## Required tasks
1. In the forum thread, what music did Becca suggest for her university graduation?
2. Write out the forum thread word for word, everything from "This is also" down to "seem particularly strong.".

## Text section

>> START

This is also a very slow performance. Compared to A, the orchestral balance is much better here. The playing is also gorgeous. I will not be surprised if this is an A-list orchestra. There are also much better dynamics and urgency to string the heart along the roller coaster ride. However, at the end of the day, it is very slow throughout and that sense of tension/danger does not seem particularly strong.

Having said that, on its own, B sounds like a good performance, one of those that prioritise sensitivity over eruptive emotions. A “consistently good” performance, Becca? :devil:


----------



## Heck148 (Oct 27, 2016)

hammeredklavier said:


> Whatabout the Rite of Spring


it's "Rite of Spring", not Winter!! 

Sacre is all about rebirth, re-awakening, fertility........


----------



## Becca (Feb 5, 2015)

I remember a meeting regarding our university graduation when the question was about what music to use. My suggestion of 'Rite of Spring' was not accepted :lol:


----------



## Heck148 (Oct 27, 2016)

Becca said:


> I remember a meeting regarding our university graduation when the question was about what music to use. My suggestion of 'Rite of Spring' was not accepted :lol:


LOL!! gee, wouldn't the Sacrificial Dance be perfectly appropriate??!! :lol::devil:


----------



## hustlefan (Apr 29, 2016)

>> END

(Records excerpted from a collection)
>> START

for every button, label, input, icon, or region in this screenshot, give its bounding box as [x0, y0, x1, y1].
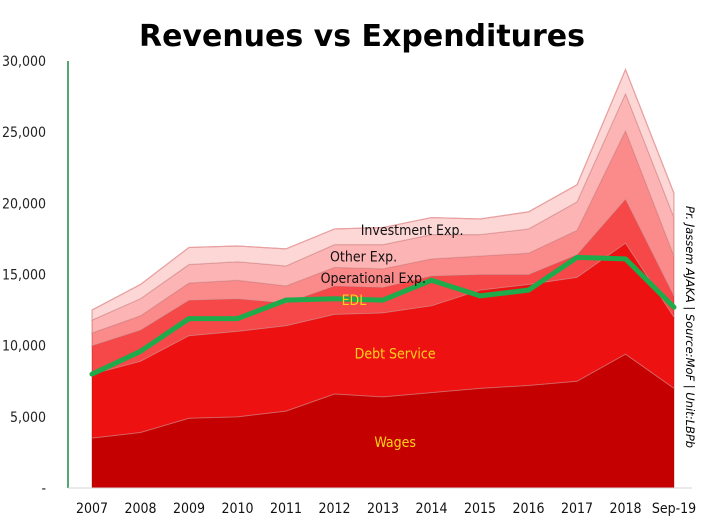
y-tick-label: 10,000 — [2, 339, 46, 355]
total-expenditure-edge — [91, 67, 675, 311]
series-label-wages: Wages — [374, 435, 416, 451]
series-label-debt-service: Debt Service — [355, 346, 436, 362]
layer-edge-2 — [91, 198, 675, 347]
x-tick-label: Sep-19 — [652, 501, 696, 517]
x-tick-label: 2015 — [464, 501, 496, 517]
series-label-operational-exp: Operational Exp. — [321, 271, 426, 287]
layer-edge-3 — [91, 129, 675, 334]
y-tick-label: - — [41, 481, 46, 497]
x-tick-label: 2013 — [367, 501, 399, 517]
y-axis-ticks: - 5,000 10,000 15,000 20,000 25,000 30,000 — [2, 54, 46, 497]
layer-edge-0 — [91, 353, 675, 439]
y-tick-label: 25,000 — [2, 125, 46, 141]
x-tick-label: 2007 — [76, 501, 108, 517]
y-tick-label: 5,000 — [10, 410, 46, 426]
chart-title: Revenues vs Expenditures — [139, 19, 585, 54]
series-label-investment-exp: Investment Exp. — [361, 223, 464, 239]
revenue-line — [89, 254, 677, 377]
series-label-other-exp: Other Exp. — [330, 249, 397, 265]
x-tick-label: 2014 — [415, 501, 447, 517]
series-labels: Wages Debt Service EDL Operational Exp. Othe… — [321, 223, 464, 451]
x-tick-label: 2008 — [124, 501, 156, 517]
y-tick-label: 30,000 — [2, 54, 46, 70]
x-tick-label: 2018 — [609, 501, 641, 517]
layer-edge-1 — [91, 242, 675, 375]
x-tick-label: 2009 — [173, 501, 205, 517]
stacked-areas — [91, 67, 675, 489]
area-operational-exp — [91, 129, 675, 347]
source-note: Pr. Jassem AJAKA | Source:MoF | Unit:LBP… — [683, 206, 697, 448]
x-tick-label: 2011 — [270, 501, 302, 517]
x-tick-label: 2016 — [512, 501, 544, 517]
y-tick-label: 15,000 — [2, 268, 46, 284]
x-tick-label: 2017 — [561, 501, 593, 517]
revenue-line-layer — [89, 254, 677, 377]
layer-edge-4 — [91, 92, 675, 321]
y-tick-label: 20,000 — [2, 196, 46, 212]
series-label-edl: EDL — [342, 293, 367, 309]
x-tick-label: 2012 — [318, 501, 350, 517]
x-tick-label: 2010 — [221, 501, 253, 517]
x-axis-ticks: 2007 2008 2009 2010 2011 2012 2013 2014 2015 2016… — [76, 501, 696, 517]
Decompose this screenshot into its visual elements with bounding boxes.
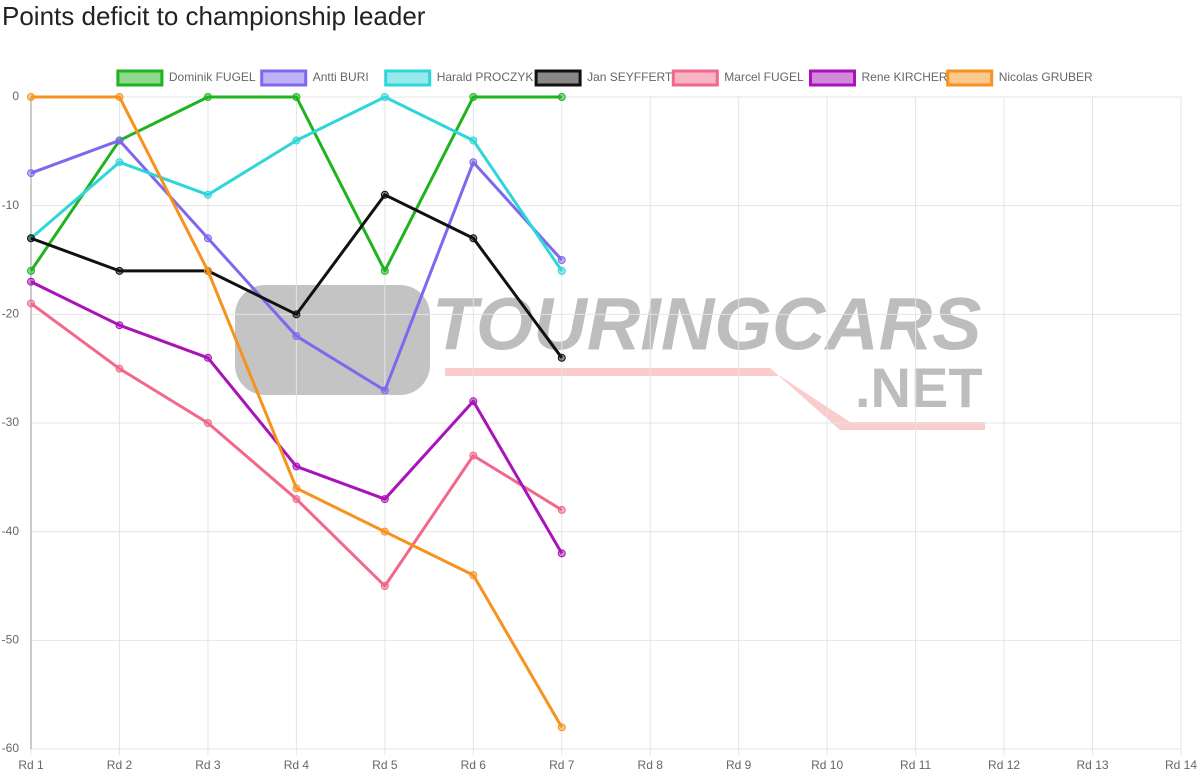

>> END

## Expected answers
1. 'Rite of Spring'

2.
This is also a very slow performance. Compared to A, the orchestral balance is much better here. The playing is also gorgeous. I will not be surprised if this is an A-list orchestra. There are also much better dynamics and urgency to string the heart along the roller coaster ride. However, at the end of the day, it is very slow throughout and that sense of tension/danger does not seem particularly strong.